Top of RAW DATA

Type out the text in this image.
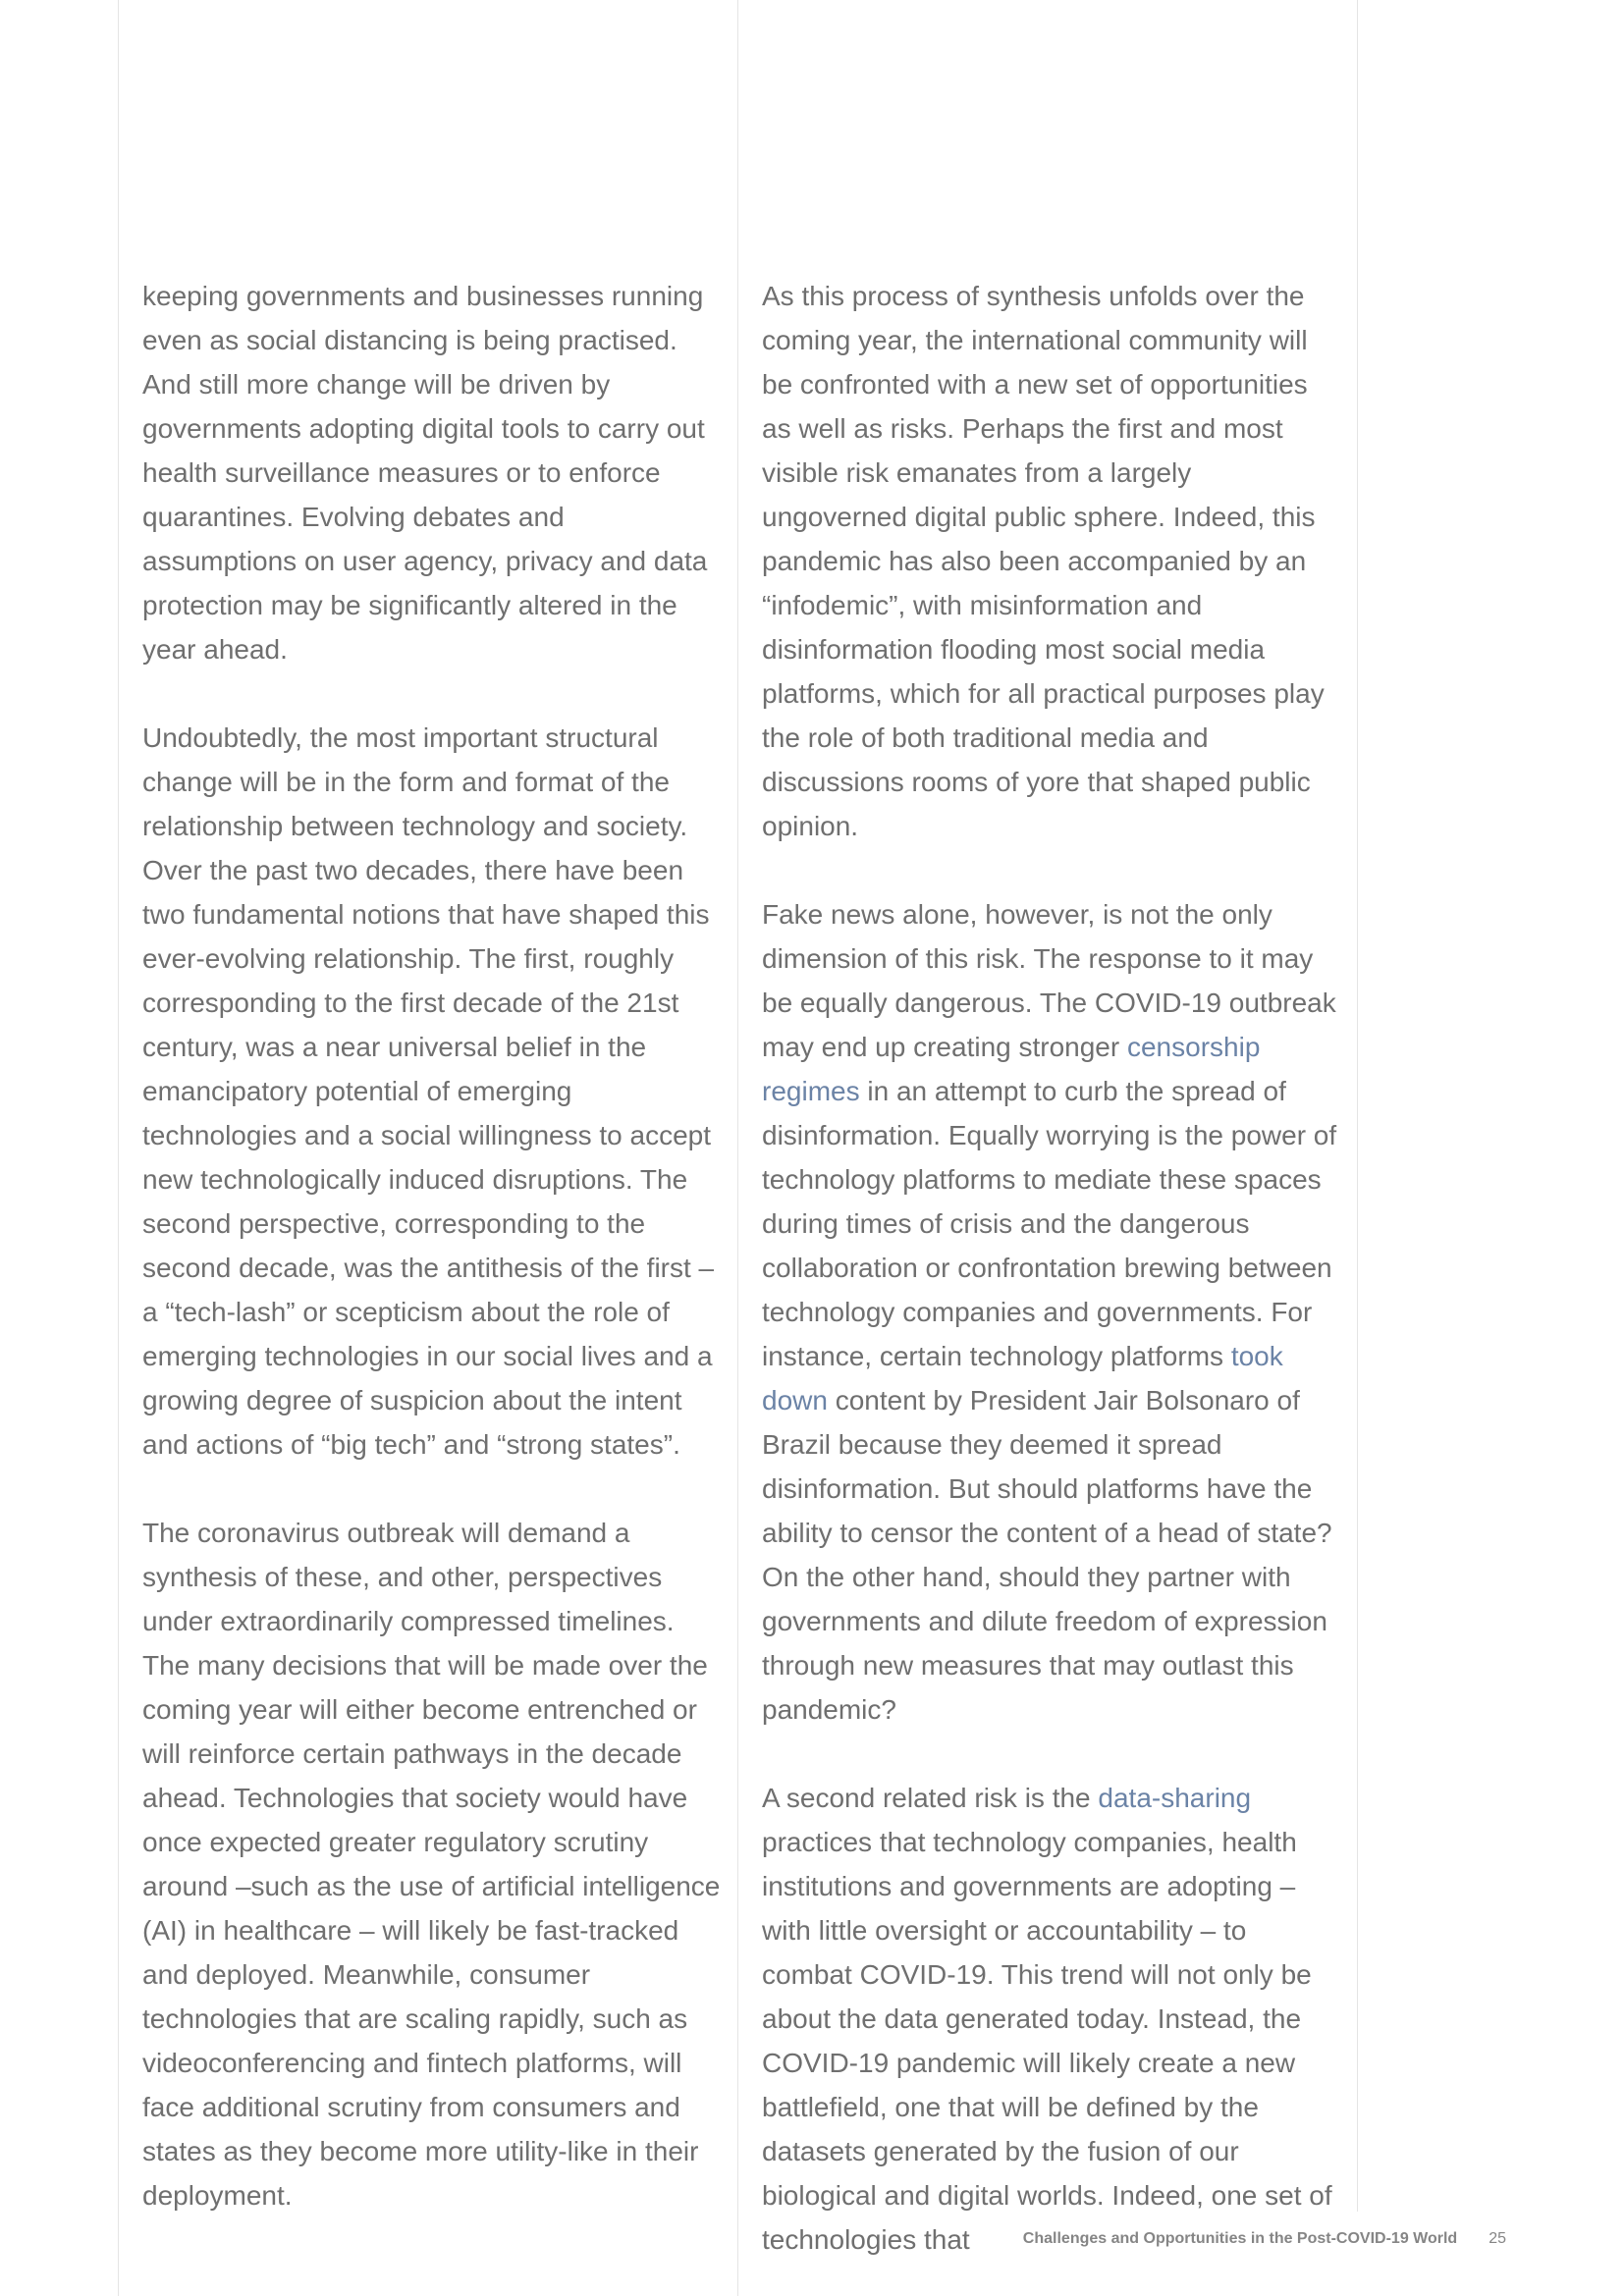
keeping governments and businesses running even as social distancing is being practised. And still more change will be driven by governments adopting digital tools to carry out health surveillance measures or to enforce quarantines. Evolving debates and assumptions on user agency, privacy and data protection may be significantly altered in the year ahead.

Undoubtedly, the most important structural change will be in the form and format of the relationship between technology and society. Over the past two decades, there have been two fundamental notions that have shaped this ever-evolving relationship. The first, roughly corresponding to the first decade of the 21st century, was a near universal belief in the emancipatory potential of emerging technologies and a social willingness to accept new technologically induced disruptions. The second perspective, corresponding to the second decade, was the antithesis of the first – a “tech-lash” or scepticism about the role of emerging technologies in our social lives and a growing degree of suspicion about the intent and actions of “big tech” and “strong states”.

The coronavirus outbreak will demand a synthesis of these, and other, perspectives under extraordinarily compressed timelines. The many decisions that will be made over the coming year will either become entrenched or will reinforce certain pathways in the decade ahead. Technologies that society would have once expected greater regulatory scrutiny around –such as the use of artificial intelligence (AI) in healthcare – will likely be fast-tracked and deployed. Meanwhile, consumer technologies that are scaling rapidly, such as videoconferencing and fintech platforms, will face additional scrutiny from consumers and states as they become more utility-like in their deployment.

As this process of synthesis unfolds over the coming year, the international community will be confronted with a new set of opportunities as well as risks. Perhaps the first and most visible risk emanates from a largely ungoverned digital public sphere. Indeed, this pandemic has also been accompanied by an “infodemic”, with misinformation and disinformation flooding most social media platforms, which for all practical purposes play the role of both traditional media and discussions rooms of yore that shaped public opinion.

Fake news alone, however, is not the only dimension of this risk. The response to it may be equally dangerous. The COVID-19 outbreak may end up creating stronger censorship regimes in an attempt to curb the spread of disinformation. Equally worrying is the power of technology platforms to mediate these spaces during times of crisis and the dangerous collaboration or confrontation brewing between technology companies and governments. For instance, certain technology platforms took down content by President Jair Bolsonaro of Brazil because they deemed it spread disinformation. But should platforms have the ability to censor the content of a head of state? On the other hand, should they partner with governments and dilute freedom of expression through new measures that may outlast this pandemic?

A second related risk is the data-sharing practices that technology companies, health institutions and governments are adopting – with little oversight or accountability – to combat COVID-19. This trend will not only be about the data generated today. Instead, the COVID-19 pandemic will likely create a new battlefield, one that will be defined by the datasets generated by the fusion of our biological and digital worlds. Indeed, one set of technologies that	Challenges and Opportunities in the Post-COVID-19 World 25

Bottom of RAW DATA

* [THE PROBLEM] Scan the data above for the string "likely" and copy each line where it appears.

* [SOLUTION TO THE EXERCISE]
The coronavirus outbreak will demand a synthesis of these, and other, perspectives under extraordinarily compressed timelines. The many decisions that will be made over the coming year will either become entrenched or will reinforce certain pathways in the decade ahead. Technologies that society would have once expected greater regulatory scrutiny around –such as the use of artificial intelligence (AI) in healthcare – will likely be fast-tracked and deployed. Meanwhile, consumer technologies that are scaling rapidly, such as videoconferencing and fintech platforms, will face additional scrutiny from consumers and states as they become more utility-like in their deployment.
A second related risk is the data-sharing practices that technology companies, health institutions and governments are adopting – with little oversight or accountability – to combat COVID-19. This trend will not only be about the data generated today. Instead, the COVID-19 pandemic will likely create a new battlefield, one that will be defined by the datasets generated by the fusion of our biological and digital worlds. Indeed, one set of technologies that	Challenges and Opportunities in the Post-COVID-19 World 25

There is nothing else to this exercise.